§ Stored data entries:
+ + + + +

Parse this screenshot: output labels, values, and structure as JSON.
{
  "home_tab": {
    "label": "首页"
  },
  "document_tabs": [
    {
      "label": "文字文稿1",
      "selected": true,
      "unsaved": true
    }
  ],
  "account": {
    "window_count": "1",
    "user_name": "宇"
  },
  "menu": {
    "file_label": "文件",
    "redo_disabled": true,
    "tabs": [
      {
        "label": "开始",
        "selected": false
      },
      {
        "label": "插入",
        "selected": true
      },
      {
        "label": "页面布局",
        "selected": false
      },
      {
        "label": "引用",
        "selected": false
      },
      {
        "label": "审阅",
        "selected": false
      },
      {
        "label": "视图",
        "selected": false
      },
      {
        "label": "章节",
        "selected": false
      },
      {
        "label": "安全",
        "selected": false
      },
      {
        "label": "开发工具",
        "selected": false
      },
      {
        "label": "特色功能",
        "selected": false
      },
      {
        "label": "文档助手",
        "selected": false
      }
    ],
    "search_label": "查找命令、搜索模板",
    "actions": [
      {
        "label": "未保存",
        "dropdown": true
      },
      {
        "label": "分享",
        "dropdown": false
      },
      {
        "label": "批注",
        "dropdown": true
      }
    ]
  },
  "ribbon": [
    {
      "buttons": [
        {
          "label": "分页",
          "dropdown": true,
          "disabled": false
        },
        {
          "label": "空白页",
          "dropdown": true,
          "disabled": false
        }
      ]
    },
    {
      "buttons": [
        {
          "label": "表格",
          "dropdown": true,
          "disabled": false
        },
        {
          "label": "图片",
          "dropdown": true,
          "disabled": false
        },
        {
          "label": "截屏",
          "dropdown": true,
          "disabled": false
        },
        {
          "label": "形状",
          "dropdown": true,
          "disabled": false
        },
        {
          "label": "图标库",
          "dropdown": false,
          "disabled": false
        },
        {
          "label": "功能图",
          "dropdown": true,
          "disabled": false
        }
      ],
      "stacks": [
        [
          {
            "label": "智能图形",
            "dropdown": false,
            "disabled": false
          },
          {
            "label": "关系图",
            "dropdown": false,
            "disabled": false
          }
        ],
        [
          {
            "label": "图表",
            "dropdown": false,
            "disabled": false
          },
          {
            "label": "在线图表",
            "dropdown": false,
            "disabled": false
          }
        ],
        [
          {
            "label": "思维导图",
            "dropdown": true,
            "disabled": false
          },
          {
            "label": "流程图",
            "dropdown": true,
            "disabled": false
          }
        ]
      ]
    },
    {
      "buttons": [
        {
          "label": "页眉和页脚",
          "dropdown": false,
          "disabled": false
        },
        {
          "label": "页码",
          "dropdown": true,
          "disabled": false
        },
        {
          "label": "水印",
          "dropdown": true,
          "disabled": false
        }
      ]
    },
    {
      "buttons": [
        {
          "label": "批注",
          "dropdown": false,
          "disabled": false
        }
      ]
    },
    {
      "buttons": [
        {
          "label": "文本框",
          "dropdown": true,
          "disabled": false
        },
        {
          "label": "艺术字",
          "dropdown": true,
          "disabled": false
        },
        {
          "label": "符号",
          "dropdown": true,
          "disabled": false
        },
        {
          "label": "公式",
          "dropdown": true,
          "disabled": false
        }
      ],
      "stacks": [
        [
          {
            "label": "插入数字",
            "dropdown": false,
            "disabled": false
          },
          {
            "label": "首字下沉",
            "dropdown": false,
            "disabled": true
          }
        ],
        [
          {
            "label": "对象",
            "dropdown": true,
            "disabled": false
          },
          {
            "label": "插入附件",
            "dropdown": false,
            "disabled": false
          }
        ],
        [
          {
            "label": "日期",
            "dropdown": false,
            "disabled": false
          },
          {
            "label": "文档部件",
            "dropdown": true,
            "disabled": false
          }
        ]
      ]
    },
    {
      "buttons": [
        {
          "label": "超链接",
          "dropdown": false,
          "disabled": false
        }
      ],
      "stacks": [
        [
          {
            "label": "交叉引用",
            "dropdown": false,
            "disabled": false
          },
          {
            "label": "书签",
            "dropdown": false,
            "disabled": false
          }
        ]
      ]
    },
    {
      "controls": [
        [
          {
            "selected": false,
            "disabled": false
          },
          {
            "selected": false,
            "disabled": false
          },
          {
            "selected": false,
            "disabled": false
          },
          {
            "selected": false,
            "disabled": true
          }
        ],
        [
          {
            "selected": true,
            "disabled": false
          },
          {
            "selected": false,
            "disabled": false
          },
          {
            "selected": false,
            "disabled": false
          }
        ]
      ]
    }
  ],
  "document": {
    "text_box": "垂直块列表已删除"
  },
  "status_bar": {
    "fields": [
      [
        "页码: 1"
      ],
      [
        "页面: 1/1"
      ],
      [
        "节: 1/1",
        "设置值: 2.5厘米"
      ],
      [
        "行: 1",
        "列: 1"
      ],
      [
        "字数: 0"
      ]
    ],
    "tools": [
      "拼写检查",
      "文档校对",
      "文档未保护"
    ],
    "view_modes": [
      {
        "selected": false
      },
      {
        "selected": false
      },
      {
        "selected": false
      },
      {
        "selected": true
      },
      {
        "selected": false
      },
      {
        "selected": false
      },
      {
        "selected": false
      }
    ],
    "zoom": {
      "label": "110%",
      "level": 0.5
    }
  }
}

+ + + + +

Reproduce all of the material above word for word.

§ WRITTEN ANSWER:
Parse this screenshot: output labels, values, and structure as JSON.
{
  "home_tab": {
    "label": "首页"
  },
  "document_tabs": [
    {
      "label": "文字文稿1",
      "selected": true,
      "unsaved": true
    }
  ],
  "account": {
    "window_count": "1",
    "user_name": "宇"
  },
  "menu": {
    "file_label": "文件",
    "redo_disabled": true,
    "tabs": [
      {
        "label": "开始",
        "selected": false
      },
      {
        "label": "插入",
        "selected": true
      },
      {
        "label": "页面布局",
        "selected": false
      },
      {
        "label": "引用",
        "selected": false
      },
      {
        "label": "审阅",
        "selected": false
      },
      {
        "label": "视图",
        "selected": false
      },
      {
        "label": "章节",
        "selected": false
      },
      {
        "label": "安全",
        "selected": false
      },
      {
        "label": "开发工具",
        "selected": false
      },
      {
        "label": "特色功能",
        "selected": false
      },
      {
        "label": "文档助手",
        "selected": false
      }
    ],
    "search_label": "查找命令、搜索模板",
    "actions": [
      {
        "label": "未保存",
        "dropdown": true
      },
      {
        "label": "分享",
        "dropdown": false
      },
      {
        "label": "批注",
        "dropdown": true
      }
    ]
  },
  "ribbon": [
    {
      "buttons": [
        {
          "label": "分页",
          "dropdown": true,
          "disabled": false
        },
        {
          "label": "空白页",
          "dropdown": true,
          "disabled": false
        }
      ]
    },
    {
      "buttons": [
        {
          "label": "表格",
          "dropdown": true,
          "disabled": false
        },
        {
          "label": "图片",
          "dropdown": true,
          "disabled": false
        },
        {
          "label": "截屏",
          "dropdown": true,
          "disabled": false
        },
        {
          "label": "形状",
          "dropdown": true,
          "disabled": false
        },
        {
          "label": "图标库",
          "dropdown": false,
          "disabled": false
        },
        {
          "label": "功能图",
          "dropdown": true,
          "disabled": false
        }
      ],
      "stacks": [
        [
          {
            "label": "智能图形",
            "dropdown": false,
            "disabled": false
          },
          {
            "label": "关系图",
            "dropdown": false,
            "disabled": false
          }
        ],
        [
          {
            "label": "图表",
            "dropdown": false,
            "disabled": false
          },
          {
            "label": "在线图表",
            "dropdown": false,
            "disabled": false
          }
        ],
        [
          {
            "label": "思维导图",
            "dropdown": true,
            "disabled": false
          },
          {
            "label": "流程图",
            "dropdown": true,
            "disabled": false
          }
        ]
      ]
    },
    {
      "buttons": [
        {
          "label": "页眉和页脚",
          "dropdown": false,
          "disabled": false
        },
        {
          "label": "页码",
          "dropdown": true,
          "disabled": false
        },
        {
          "label": "水印",
          "dropdown": true,
          "disabled": false
        }
      ]
    },
    {
      "buttons": [
        {
          "label": "批注",
          "dropdown": false,
          "disabled": false
        }
      ]
    },
    {
      "buttons": [
        {
          "label": "文本框",
          "dropdown": true,
          "disabled": false
        },
        {
          "label": "艺术字",
          "dropdown": true,
          "disabled": false
        },
        {
          "label": "符号",
          "dropdown": true,
          "disabled": false
        },
        {
          "label": "公式",
          "dropdown": true,
          "disabled": false
        }
      ],
      "stacks": [
        [
          {
            "label": "插入数字",
            "dropdown": false,
            "disabled": false
          },
          {
            "label": "首字下沉",
            "dropdown": false,
            "disabled": true
          }
        ],
        [
          {
            "label": "对象",
            "dropdown": true,
            "disabled": false
          },
          {
            "label": "插入附件",
            "dropdown": false,
            "disabled": false
          }
        ],
        [
          {
            "label": "日期",
            "dropdown": false,
            "disabled": false
          },
          {
            "label": "文档部件",
            "dropdown": true,
            "disabled": false
          }
        ]
      ]
    },
    {
      "buttons": [
        {
          "label": "超链接",
          "dropdown": false,
          "disabled": false
        }
      ],
      "stacks": [
        [
          {
            "label": "交叉引用",
            "dropdown": false,
            "disabled": false
          },
          {
            "label": "书签",
            "dropdown": false,
            "disabled": false
          }
        ]
      ]
    },
    {
      "controls": [
        [
          {
            "selected": false,
            "disabled": false
          },
          {
            "selected": false,
            "disabled": false
          },
          {
            "selected": false,
            "disabled": false
          },
          {
            "selected": false,
            "disabled": true
          }
        ],
        [
          {
            "selected": true,
            "disabled": false
          },
          {
            "selected": false,
            "disabled": false
          },
          {
            "selected": false,
            "disabled": false
          }
        ]
      ]
    }
  ],
  "document": {
    "text_box": "垂直块列表已删除"
  },
  "status_bar": {
    "fields": [
      [
        "页码: 1"
      ],
      [
        "页面: 1/1"
      ],
      [
        "节: 1/1",
        "设置值: 2.5厘米"
      ],
      [
        "行: 1",
        "列: 1"
      ],
      [
        "字数: 0"
      ]
    ],
    "tools": [
      "拼写检查",
      "文档校对",
      "文档未保护"
    ],
    "view_modes": [
      {
        "selected": false
      },
      {
        "selected": false
      },
      {
        "selected": false
      },
      {
        "selected": true
      },
      {
        "selected": false
      },
      {
        "selected": false
      },
      {
        "selected": false
      }
    ],
    "zoom": {
      "label": "110%",
      "level": 0.5
    }
  }
}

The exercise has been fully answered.